EXERCISE: The entries that follow must be given again exactly, with the pictures excluded.

== EXERCISE MATERIALS ==

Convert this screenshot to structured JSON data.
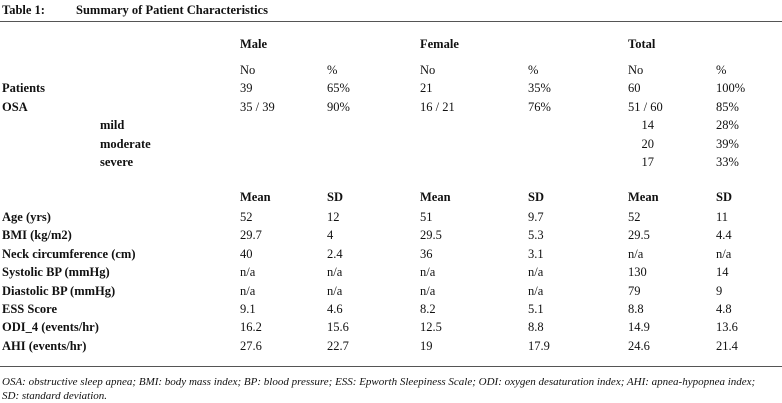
{
  "title": {
    "label": "Table 1:",
    "text": "Summary of Patient Characteristics"
  },
  "groups": [
    "Male",
    "Female",
    "Total"
  ],
  "count_headers": [
    "No",
    "%",
    "No",
    "%",
    "No",
    "%"
  ],
  "count_rows": [
    {
      "label": "Patients",
      "cells": [
        "39",
        "65%",
        "21",
        "35%",
        "60",
        "100%"
      ]
    },
    {
      "label": "OSA",
      "cells": [
        "35 / 39",
        "90%",
        "16 / 21",
        "76%",
        "51 / 60",
        "85%"
      ]
    }
  ],
  "severity_rows": [
    {
      "label": "mild",
      "cells": [
        "14",
        "28%"
      ]
    },
    {
      "label": "moderate",
      "cells": [
        "20",
        "39%"
      ]
    },
    {
      "label": "severe",
      "cells": [
        "17",
        "33%"
      ]
    }
  ],
  "stat_headers": [
    "Mean",
    "SD",
    "Mean",
    "SD",
    "Mean",
    "SD"
  ],
  "stat_rows": [
    {
      "label": "Age (yrs)",
      "cells": [
        "52",
        "12",
        "51",
        "9.7",
        "52",
        "11"
      ]
    },
    {
      "label": "BMI (kg/m2)",
      "cells": [
        "29.7",
        "4",
        "29.5",
        "5.3",
        "29.5",
        "4.4"
      ]
    },
    {
      "label": "Neck circumference (cm)",
      "cells": [
        "40",
        "2.4",
        "36",
        "3.1",
        "n/a",
        "n/a"
      ]
    },
    {
      "label": "Systolic BP (mmHg)",
      "cells": [
        "n/a",
        "n/a",
        "n/a",
        "n/a",
        "130",
        "14"
      ]
    },
    {
      "label": "Diastolic BP (mmHg)",
      "cells": [
        "n/a",
        "n/a",
        "n/a",
        "n/a",
        "79",
        "9"
      ]
    },
    {
      "label": "ESS Score",
      "cells": [
        "9.1",
        "4.6",
        "8.2",
        "5.1",
        "8.8",
        "4.8"
      ]
    },
    {
      "label": "ODI_4 (events/hr)",
      "cells": [
        "16.2",
        "15.6",
        "12.5",
        "8.8",
        "14.9",
        "13.6"
      ]
    },
    {
      "label": "AHI (events/hr)",
      "cells": [
        "27.6",
        "22.7",
        "19",
        "17.9",
        "24.6",
        "21.4"
      ]
    }
  ],
  "footnote": "OSA: obstructive sleep apnea; BMI: body mass index; BP: blood pressure; ESS: Epworth Sleepiness Scale; ODI: oxygen desaturation index; AHI: apnea-hypopnea index; SD: standard deviation."
}
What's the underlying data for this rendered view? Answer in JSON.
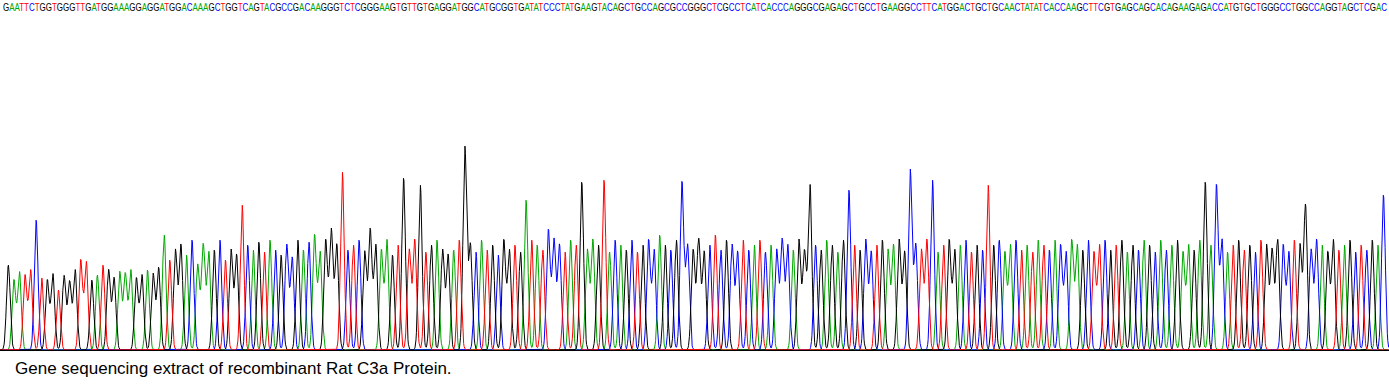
{
  "chart_data": {
    "type": "chromatogram",
    "sequence": "GAATTCTGGTGGGTTGATGGAAAGGAGGATGGACAAAGCTGGTCAGTACGCCGACAAGGGTCTCGGGAAGTGTTGTGAGGATGGCATGCGGTGATATCCCTATGAAGTACAGCTGCCAGCGCCGGGCTCGCCTCATCACCCAGGGCGAGAGCTGCCTGAAGGCCTTCATGGACTGCTGCAACTATATCACCAAGCTTCGTGAGCAGCACAGAAGAGACCATGTGCTGGGCCTGGCCAGGTAGCTCGAC",
    "caption": "Gene sequencing extract of recombinant Rat C3a Protein.",
    "series": [
      {
        "name": "A",
        "color": "#00a800"
      },
      {
        "name": "C",
        "color": "#0000ff"
      },
      {
        "name": "G",
        "color": "#000000"
      },
      {
        "name": "T",
        "color": "#ff0000"
      }
    ],
    "values": [
      85,
      70,
      78,
      75,
      80,
      130,
      72,
      70,
      76,
      60,
      74,
      68,
      80,
      90,
      88,
      70,
      75,
      85,
      80,
      72,
      78,
      76,
      80,
      72,
      75,
      80,
      76,
      82,
      115,
      90,
      100,
      105,
      95,
      110,
      85,
      105,
      98,
      100,
      110,
      90,
      100,
      95,
      145,
      105,
      100,
      108,
      98,
      110,
      100,
      95,
      105,
      92,
      110,
      100,
      108,
      115,
      98,
      110,
      120,
      105,
      178,
      100,
      105,
      110,
      98,
      120,
      105,
      100,
      110,
      95,
      105,
      172,
      100,
      110,
      165,
      98,
      105,
      110,
      100,
      95,
      100,
      110,
      203,
      105,
      98,
      110,
      100,
      105,
      95,
      110,
      100,
      105,
      98,
      150,
      110,
      105,
      100,
      120,
      110,
      105,
      98,
      110,
      105,
      168,
      100,
      110,
      105,
      170,
      98,
      110,
      105,
      100,
      110,
      98,
      105,
      110,
      100,
      115,
      105,
      100,
      110,
      168,
      105,
      100,
      110,
      98,
      105,
      115,
      100,
      110,
      105,
      98,
      110,
      100,
      105,
      110,
      98,
      105,
      100,
      110,
      105,
      100,
      110,
      98,
      165,
      105,
      100,
      110,
      105,
      98,
      110,
      160,
      105,
      100,
      110,
      98,
      105,
      110,
      100,
      105,
      110,
      98,
      180,
      105,
      100,
      110,
      170,
      98,
      105,
      110,
      100,
      105,
      110,
      98,
      105,
      100,
      165,
      105,
      110,
      98,
      105,
      110,
      100,
      105,
      98,
      110,
      105,
      100,
      110,
      105,
      98,
      110,
      105,
      100,
      110,
      98,
      105,
      110,
      100,
      105,
      110,
      98,
      105,
      100,
      110,
      105,
      98,
      110,
      100,
      105,
      110,
      98,
      105,
      100,
      110,
      168,
      105,
      165,
      110,
      98,
      105,
      110,
      100,
      105,
      98,
      110,
      105,
      100,
      110,
      105,
      98,
      110,
      105,
      145,
      100,
      110,
      105,
      98,
      110,
      100,
      105,
      110,
      98,
      105,
      100,
      110,
      105,
      155
    ],
    "xlim": [
      -1.5,
      248
    ],
    "ylim": [
      0,
      210
    ],
    "tick_labels": false,
    "grid": false
  }
}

===

EXERCISE RESULT:
Convert this screenshot to structured JSON data.
{
  "title": {
    "label": "Table 1:",
    "text": "Summary of Patient Characteristics"
  },
  "groups": [
    "Male",
    "Female",
    "Total"
  ],
  "count_headers": [
    "No",
    "%",
    "No",
    "%",
    "No",
    "%"
  ],
  "count_rows": [
    {
      "label": "Patients",
      "cells": [
        "39",
        "65%",
        "21",
        "35%",
        "60",
        "100%"
      ]
    },
    {
      "label": "OSA",
      "cells": [
        "35 / 39",
        "90%",
        "16 / 21",
        "76%",
        "51 / 60",
        "85%"
      ]
    }
  ],
  "severity_rows": [
    {
      "label": "mild",
      "cells": [
        "14",
        "28%"
      ]
    },
    {
      "label": "moderate",
      "cells": [
        "20",
        "39%"
      ]
    },
    {
      "label": "severe",
      "cells": [
        "17",
        "33%"
      ]
    }
  ],
  "stat_headers": [
    "Mean",
    "SD",
    "Mean",
    "SD",
    "Mean",
    "SD"
  ],
  "stat_rows": [
    {
      "label": "Age (yrs)",
      "cells": [
        "52",
        "12",
        "51",
        "9.7",
        "52",
        "11"
      ]
    },
    {
      "label": "BMI (kg/m2)",
      "cells": [
        "29.7",
        "4",
        "29.5",
        "5.3",
        "29.5",
        "4.4"
      ]
    },
    {
      "label": "Neck circumference (cm)",
      "cells": [
        "40",
        "2.4",
        "36",
        "3.1",
        "n/a",
        "n/a"
      ]
    },
    {
      "label": "Systolic BP (mmHg)",
      "cells": [
        "n/a",
        "n/a",
        "n/a",
        "n/a",
        "130",
        "14"
      ]
    },
    {
      "label": "Diastolic BP (mmHg)",
      "cells": [
        "n/a",
        "n/a",
        "n/a",
        "n/a",
        "79",
        "9"
      ]
    },
    {
      "label": "ESS Score",
      "cells": [
        "9.1",
        "4.6",
        "8.2",
        "5.1",
        "8.8",
        "4.8"
      ]
    },
    {
      "label": "ODI_4 (events/hr)",
      "cells": [
        "16.2",
        "15.6",
        "12.5",
        "8.8",
        "14.9",
        "13.6"
      ]
    },
    {
      "label": "AHI (events/hr)",
      "cells": [
        "27.6",
        "22.7",
        "19",
        "17.9",
        "24.6",
        "21.4"
      ]
    }
  ],
  "footnote": "OSA: obstructive sleep apnea; BMI: body mass index; BP: blood pressure; ESS: Epworth Sleepiness Scale; ODI: oxygen desaturation index; AHI: apnea-hypopnea index; SD: standard deviation."
}
What's the underlying data for this rendered view? Answer in JSON.
{
  "chart_data": {
    "type": "chromatogram",
    "sequence": "GAATTCTGGTGGGTTGATGGAAAGGAGGATGGACAAAGCTGGTCAGTACGCCGACAAGGGTCTCGGGAAGTGTTGTGAGGATGGCATGCGGTGATATCCCTATGAAGTACAGCTGCCAGCGCCGGGCTCGCCTCATCACCCAGGGCGAGAGCTGCCTGAAGGCCTTCATGGACTGCTGCAACTATATCACCAAGCTTCGTGAGCAGCACAGAAGAGACCATGTGCTGGGCCTGGCCAGGTAGCTCGAC",
    "caption": "Gene sequencing extract of recombinant Rat C3a Protein.",
    "series": [
      {
        "name": "A",
        "color": "#00a800"
      },
      {
        "name": "C",
        "color": "#0000ff"
      },
      {
        "name": "G",
        "color": "#000000"
      },
      {
        "name": "T",
        "color": "#ff0000"
      }
    ],
    "values": [
      85,
      70,
      78,
      75,
      80,
      130,
      72,
      70,
      76,
      60,
      74,
      68,
      80,
      90,
      88,
      70,
      75,
      85,
      80,
      72,
      78,
      76,
      80,
      72,
      75,
      80,
      76,
      82,
      115,
      90,
      100,
      105,
      95,
      110,
      85,
      105,
      98,
      100,
      110,
      90,
      100,
      95,
      145,
      105,
      100,
      108,
      98,
      110,
      100,
      95,
      105,
      92,
      110,
      100,
      108,
      115,
      98,
      110,
      120,
      105,
      178,
      100,
      105,
      110,
      98,
      120,
      105,
      100,
      110,
      95,
      105,
      172,
      100,
      110,
      165,
      98,
      105,
      110,
      100,
      95,
      100,
      110,
      203,
      105,
      98,
      110,
      100,
      105,
      95,
      110,
      100,
      105,
      98,
      150,
      110,
      105,
      100,
      120,
      110,
      105,
      98,
      110,
      105,
      168,
      100,
      110,
      105,
      170,
      98,
      110,
      105,
      100,
      110,
      98,
      105,
      110,
      100,
      115,
      105,
      100,
      110,
      168,
      105,
      100,
      110,
      98,
      105,
      115,
      100,
      110,
      105,
      98,
      110,
      100,
      105,
      110,
      98,
      105,
      100,
      110,
      105,
      100,
      110,
      98,
      165,
      105,
      100,
      110,
      105,
      98,
      110,
      160,
      105,
      100,
      110,
      98,
      105,
      110,
      100,
      105,
      110,
      98,
      180,
      105,
      100,
      110,
      170,
      98,
      105,
      110,
      100,
      105,
      110,
      98,
      105,
      100,
      165,
      105,
      110,
      98,
      105,
      110,
      100,
      105,
      98,
      110,
      105,
      100,
      110,
      105,
      98,
      110,
      105,
      100,
      110,
      98,
      105,
      110,
      100,
      105,
      110,
      98,
      105,
      100,
      110,
      105,
      98,
      110,
      100,
      105,
      110,
      98,
      105,
      100,
      110,
      168,
      105,
      165,
      110,
      98,
      105,
      110,
      100,
      105,
      98,
      110,
      105,
      100,
      110,
      105,
      98,
      110,
      105,
      145,
      100,
      110,
      105,
      98,
      110,
      100,
      105,
      110,
      98,
      105,
      100,
      110,
      105,
      155
    ],
    "xlim": [
      -1.5,
      248
    ],
    "ylim": [
      0,
      210
    ],
    "tick_labels": false,
    "grid": false
  }
}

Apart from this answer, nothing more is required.